- Problem statement:
Keep every line where the word "социальными" appears; drop the rest.

[Rows from a dataset]
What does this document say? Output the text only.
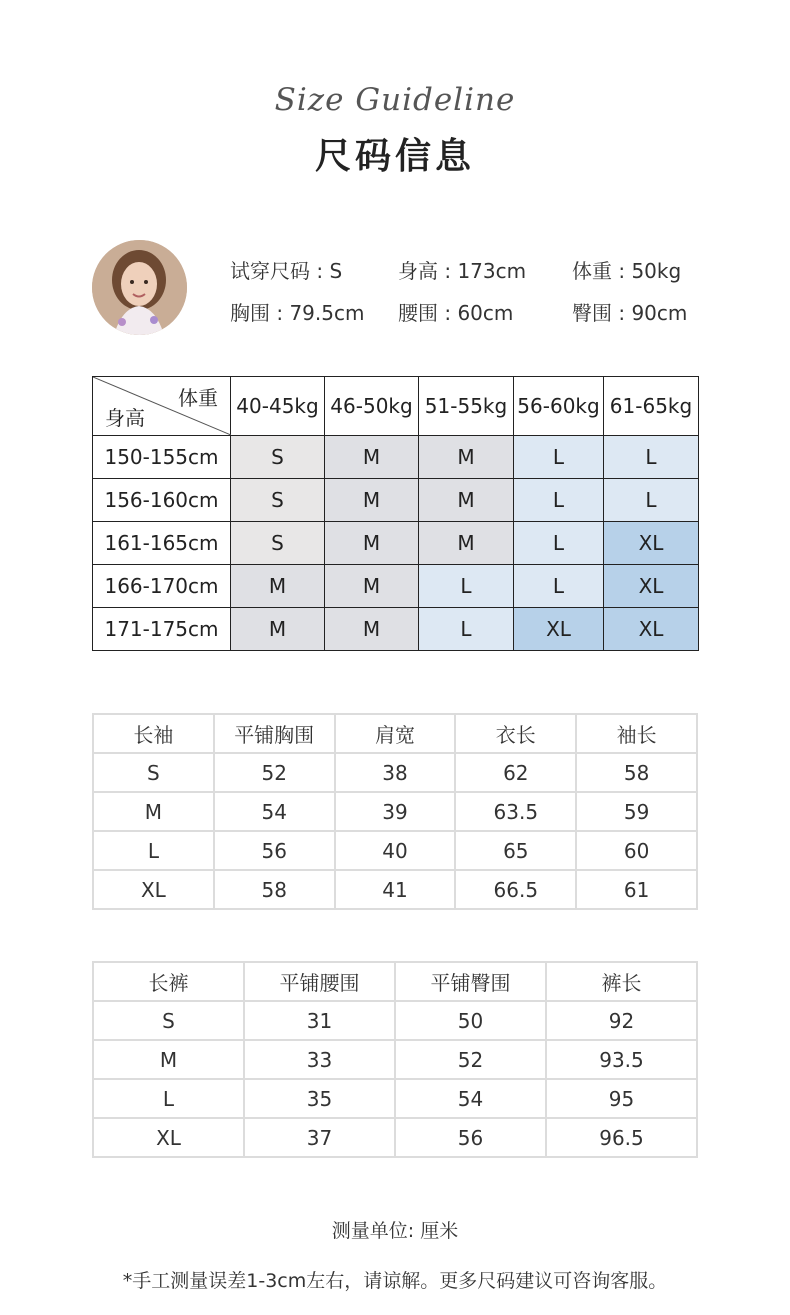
Size Guideline
尺码信息
试穿尺码 : S	身高 : 173cm 体重 : 50kg
胸围 : 79.5cm 腰围 : 60cm	臀围 : 90cm
体重
身高	40-45kg	46-50kg	51-55kg	56-60kg	61-65kg
150-155cm	S	M	M	L	L
156-160cm	S	M	M	L	L
161-165cm	S	M	M	L	XL
166-170cm	M	M	L	L	XL
171-175cm	M	M	L	XL	XL
长袖	平铺胸围	肩宽	衣长	袖长
S	52	38	62	58
M	54	39	63.5	59
L	56	40	65	60
XL	58	41	66.5	61
长裤	平铺腰围	平铺臀围	裤长
S	31	50	92
M	33	52	93.5
L	35	54	95
XL	37	56	96.5
测量单位: 厘米
*手工测量误差1-3cm左右，请谅解。更多尺码建议可咨询客服。
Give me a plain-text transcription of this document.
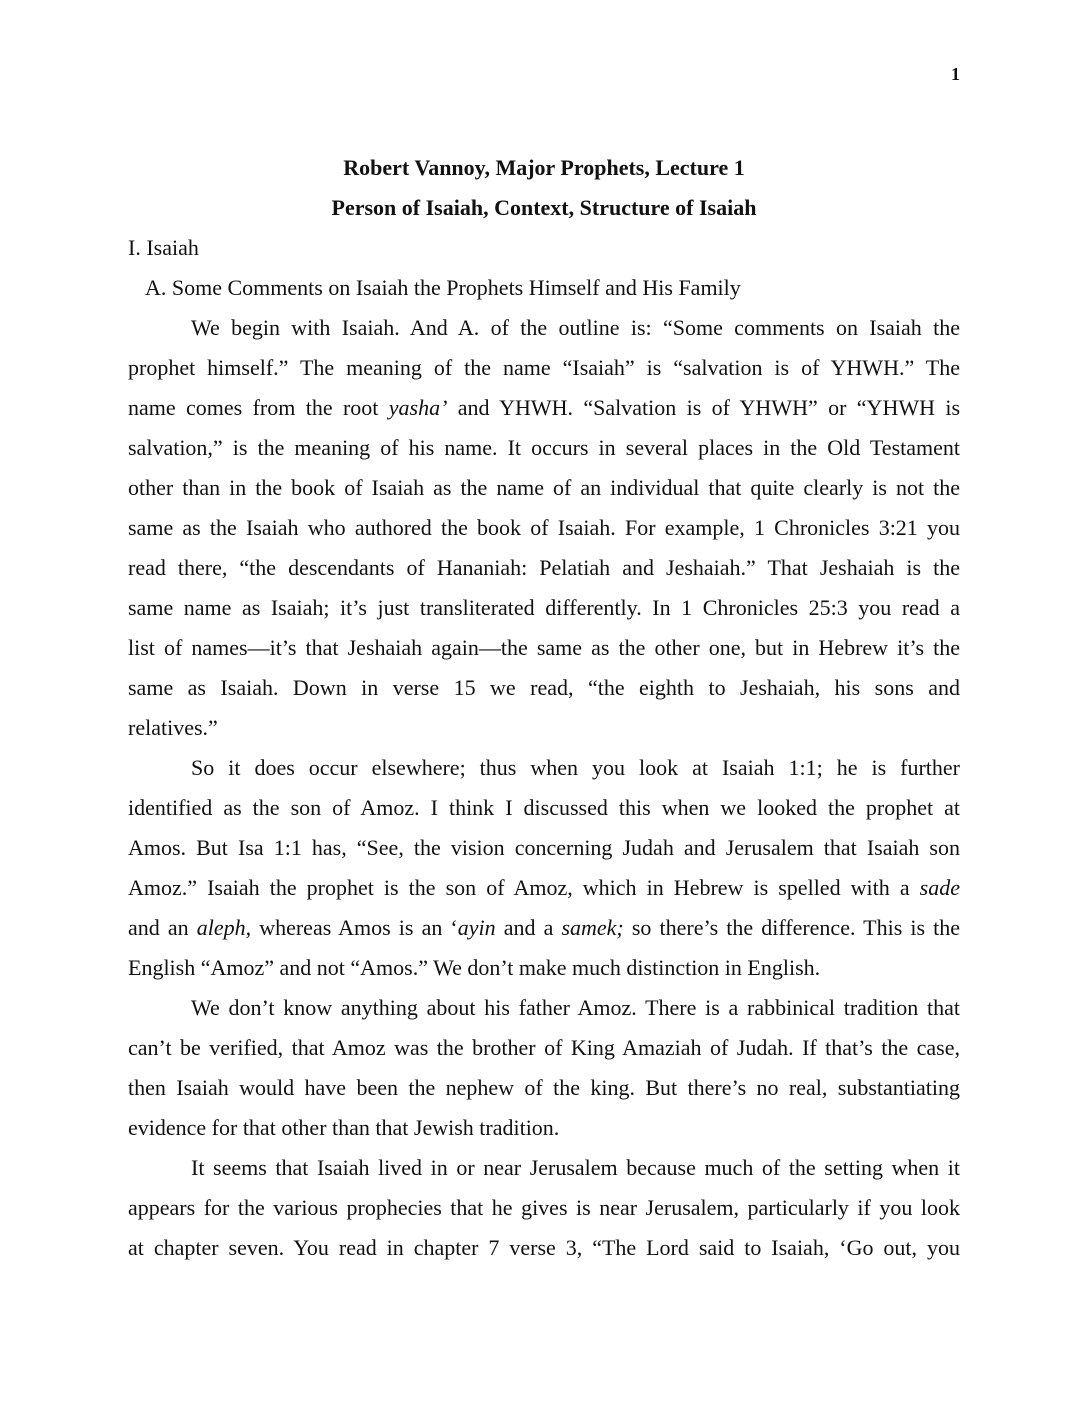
1
Robert Vannoy, Major Prophets, Lecture 1
Person of Isaiah, Context, Structure of Isaiah
I. Isaiah
A. Some Comments on Isaiah the Prophets Himself and His Family
We begin with Isaiah. And A. of the outline is: “Some comments on Isaiah the
prophet himself.” The meaning of the name “Isaiah” is “salvation is of YHWH.” The
name comes from the root yasha’ and YHWH. “Salvation is of YHWH” or “YHWH is
salvation,” is the meaning of his name. It occurs in several places in the Old Testament
other than in the book of Isaiah as the name of an individual that quite clearly is not the
same as the Isaiah who authored the book of Isaiah. For example, 1 Chronicles 3:21 you
read there, “the descendants of Hananiah: Pelatiah and Jeshaiah.” That Jeshaiah is the
same name as Isaiah; it’s just transliterated differently. In 1 Chronicles 25:3 you read a
list of names—it’s that Jeshaiah again—the same as the other one, but in Hebrew it’s the
same as Isaiah. Down in verse 15 we read, “the eighth to Jeshaiah, his sons and
relatives.”
So it does occur elsewhere; thus when you look at Isaiah 1:1; he is further
identified as the son of Amoz. I think I discussed this when we looked the prophet at
Amos. But Isa 1:1 has, “See, the vision concerning Judah and Jerusalem that Isaiah son
Amoz.” Isaiah the prophet is the son of Amoz, which in Hebrew is spelled with a sade
and an aleph, whereas Amos is an ‘ayin and a samek; so there’s the difference. This is the
English “Amoz” and not “Amos.” We don’t make much distinction in English.
We don’t know anything about his father Amoz. There is a rabbinical tradition that
can’t be verified, that Amoz was the brother of King Amaziah of Judah. If that’s the case,
then Isaiah would have been the nephew of the king. But there’s no real, substantiating
evidence for that other than that Jewish tradition.
It seems that Isaiah lived in or near Jerusalem because much of the setting when it
appears for the various prophecies that he gives is near Jerusalem, particularly if you look
at chapter seven. You read in chapter 7 verse 3, “The Lord said to Isaiah, ‘Go out, you
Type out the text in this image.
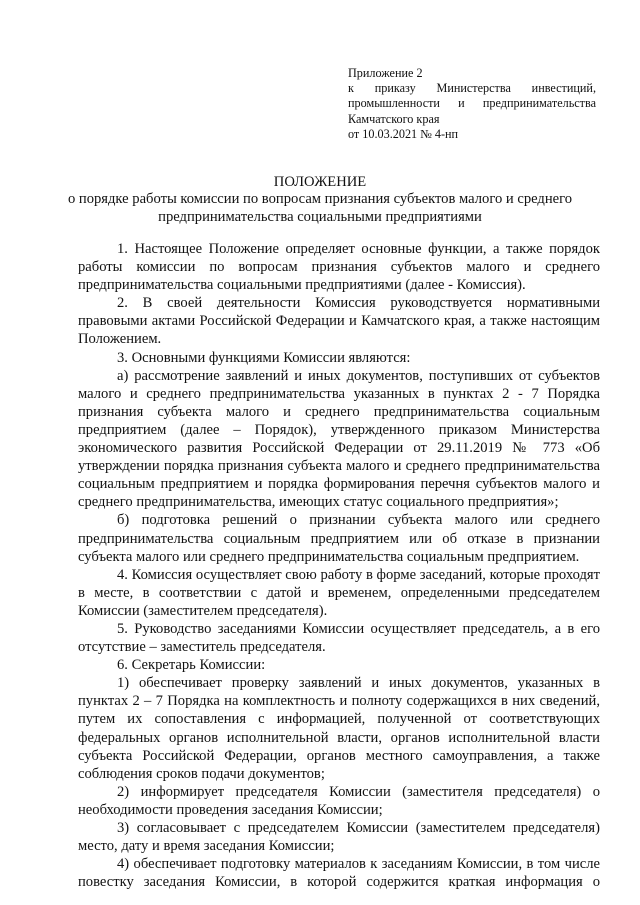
Приложение 2
к приказу Министерства инвестиций, промышленности и предпринимательства
Камчатского края
от 10.03.2021 № 4-нп
ПОЛОЖЕНИЕ
о порядке работы комиссии по вопросам признания субъектов малого и среднего предпринимательства социальными предприятиями

1. Настоящее Положение определяет основные функции, а также порядок работы комиссии по вопросам признания субъектов малого и среднего предпринимательства социальными предприятиями (далее - Комиссия).

2. В своей деятельности Комиссия руководствуется нормативными правовыми актами Российской Федерации и Камчатского края, а также настоящим Положением.

3. Основными функциями Комиссии являются:

а) рассмотрение заявлений и иных документов, поступивших от субъектов малого и среднего предпринимательства указанных в пунктах 2 - 7 Порядка признания субъекта малого и среднего предпринимательства социальным предприятием (далее – Порядок), утвержденного приказом Министерства экономического развития Российской Федерации от 29.11.2019 № 773 «Об утверждении порядка признания субъекта малого и среднего предпринимательства социальным предприятием и порядка формирования перечня субъектов малого и среднего предпринимательства, имеющих статус социального предприятия»;

б) подготовка решений о признании субъекта малого или среднего предпринимательства социальным предприятием или об отказе в признании субъекта малого или среднего предпринимательства социальным предприятием.

4. Комиссия осуществляет свою работу в форме заседаний, которые проходят в месте, в соответствии с датой и временем, определенными председателем Комиссии (заместителем председателя).

5. Руководство заседаниями Комиссии осуществляет председатель, а в его отсутствие – заместитель председателя.

6. Секретарь Комиссии:

1) обеспечивает проверку заявлений и иных документов, указанных в пунктах 2 – 7 Порядка на комплектность и полноту содержащихся в них сведений, путем их сопоставления с информацией, полученной от соответствующих федеральных органов исполнительной власти, органов исполнительной власти субъекта Российской Федерации, органов местного самоуправления, а также соблюдения сроков подачи документов;

2) информирует председателя Комиссии (заместителя председателя) о необходимости проведения заседания Комиссии;

3) согласовывает с председателем Комиссии (заместителем председателя) место, дату и время заседания Комиссии;

4) обеспечивает подготовку материалов к заседаниям Комиссии, в том числе повестку заседания Комиссии, в которой содержится краткая информация о
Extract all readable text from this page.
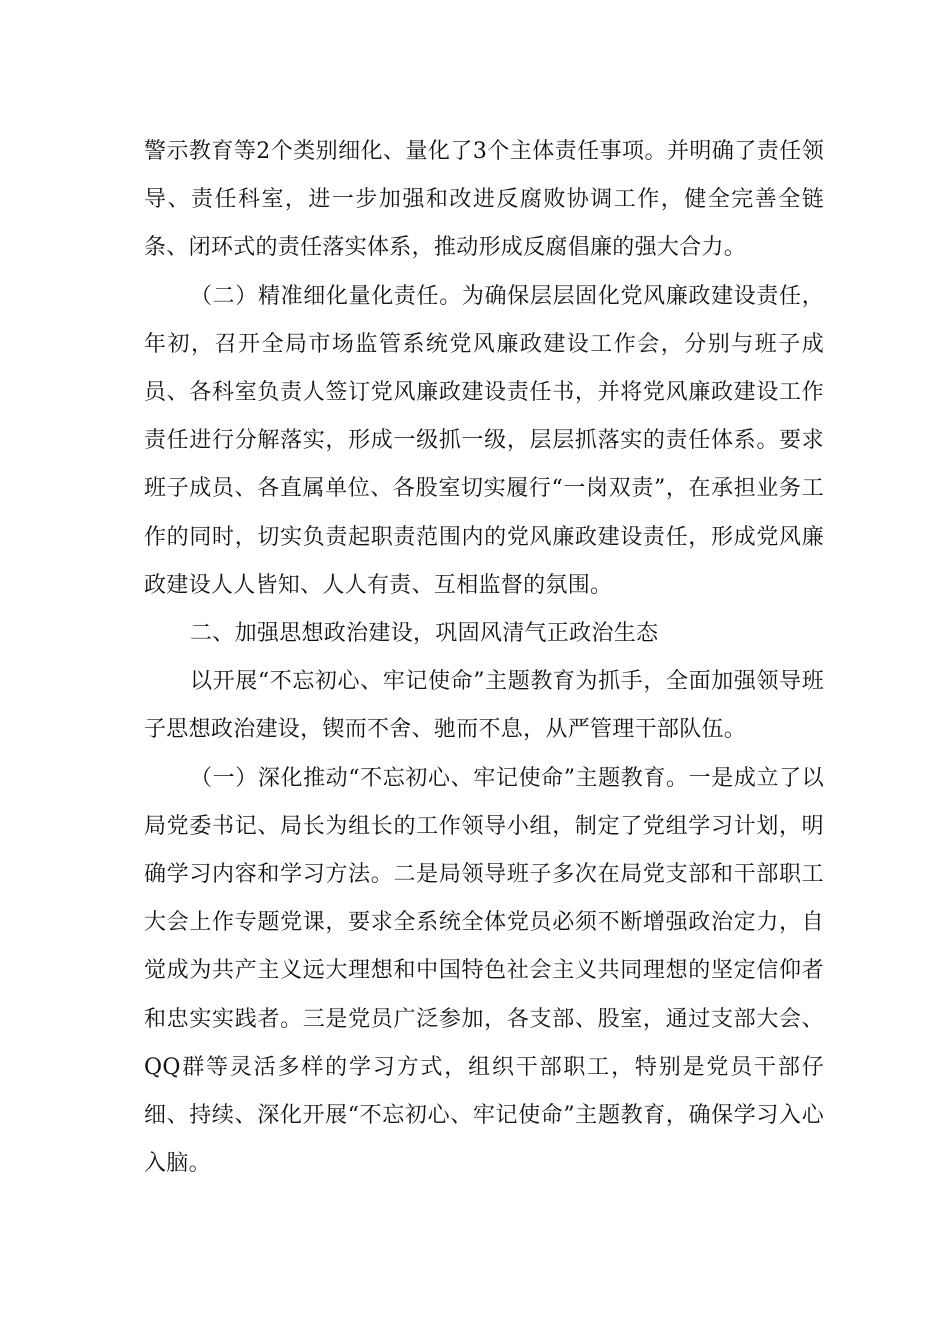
警示教育等2个类别细化、量化了3个主体责任事项。并明确了责任领导、责任科室，进一步加强和改进反腐败协调工作，健全完善全链条、闭环式的责任落实体系，推动形成反腐倡廉的强大合力。

（二）精准细化量化责任。为确保层层固化党风廉政建设责任，年初，召开全局市场监管系统党风廉政建设工作会，分别与班子成员、各科室负责人签订党风廉政建设责任书，并将党风廉政建设工作责任进行分解落实，形成一级抓一级，层层抓落实的责任体系。要求班子成员、各直属单位、各股室切实履行“一岗双责”，在承担业务工作的同时，切实负责起职责范围内的党风廉政建设责任，形成党风廉政建设人人皆知、人人有责、互相监督的氛围。

二、加强思想政治建设，巩固风清气正政治生态

以开展“不忘初心、牢记使命”主题教育为抓手，全面加强领导班子思想政治建设，锲而不舍、驰而不息，从严管理干部队伍。

（一）深化推动“不忘初心、牢记使命”主题教育。一是成立了以局党委书记、局长为组长的工作领导小组，制定了党组学习计划，明确学习内容和学习方法。二是局领导班子多次在局党支部和干部职工大会上作专题党课，要求全系统全体党员必须不断增强政治定力，自觉成为共产主义远大理想和中国特色社会主义共同理想的坚定信仰者和忠实实践者。三是党员广泛参加，各支部、股室，通过支部大会、QQ群等灵活多样的学习方式，组织干部职工，特别是党员干部仔细、持续、深化开展“不忘初心、牢记使命”主题教育，确保学习入心入脑。
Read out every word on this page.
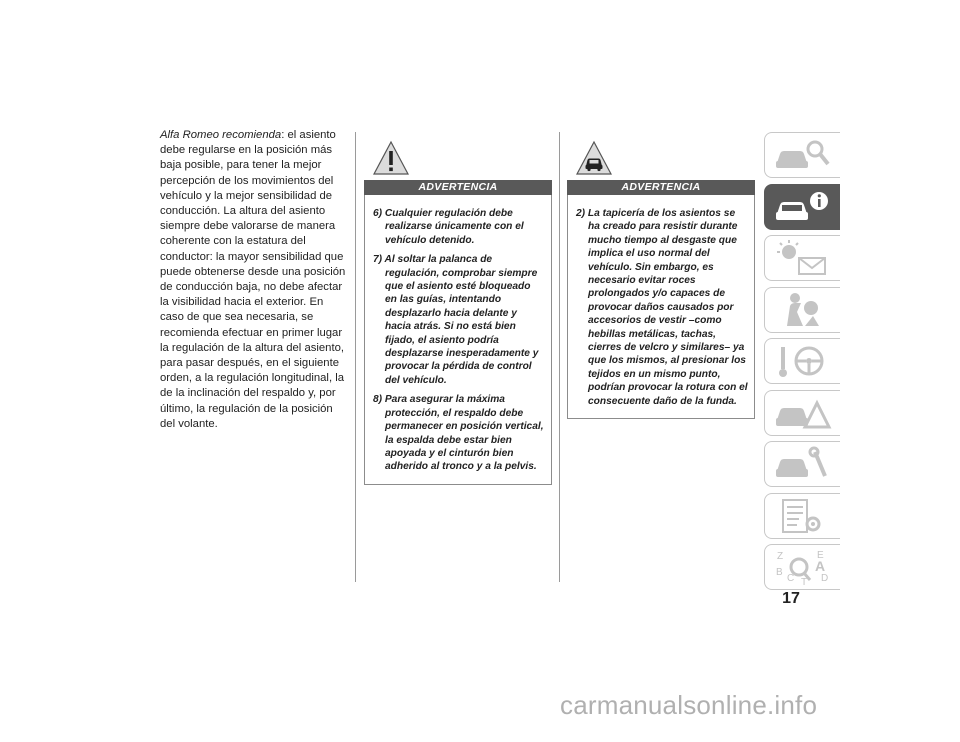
Alfa Romeo recomienda: el asiento debe regularse en la posición más baja posible, para tener la mejor percepción de los movimientos del vehículo y la mejor sensibilidad de conducción. La altura del asiento siempre debe valorarse de manera coherente con la estatura del conductor: la mayor sensibilidad que puede obtenerse desde una posición de conducción baja, no debe afectar la visibilidad hacia el exterior. En caso de que sea necesaria, se recomienda efectuar en primer lugar la regulación de la altura del asiento, para pasar después, en el siguiente orden, a la regulación longitudinal, la de la inclinación del respaldo y, por último, la regulación de la posición del volante.
ADVERTENCIA

6) Cualquier regulación debe realizarse únicamente con el vehículo detenido.

7) Al soltar la palanca de regulación, comprobar siempre que el asiento esté bloqueado en las guías, intentando desplazarlo hacia delante y hacia atrás. Si no está bien fijado, el asiento podría desplazarse inesperadamente y provocar la pérdida de control del vehículo.

8) Para asegurar la máxima protección, el respaldo debe permanecer en posición vertical, la espalda debe estar bien apoyada y el cinturón bien adherido al tronco y a la pelvis.

ADVERTENCIA

2) La tapicería de los asientos se ha creado para resistir durante mucho tiempo al desgaste que implica el uso normal del vehículo. Sin embargo, es necesario evitar roces prolongados y/o capaces de provocar daños causados por accesorios de vestir –como hebillas metálicas, tachas, cierres de velcro y similares– ya que los mismos, al presionar los tejidos en un mismo punto, podrían provocar la rotura con el consecuente daño de la funda.

Z	E
B A
C	D
T
17
carmanualsonline.info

- Problem solution:
о порядке работы комиссии по вопросам признания субъектов малого и среднего предпринимательства социальными предприятиями
1. Настоящее Положение определяет основные функции, а также порядок работы комиссии по вопросам признания субъектов малого и среднего предпринимательства социальными предприятиями (далее - Комиссия).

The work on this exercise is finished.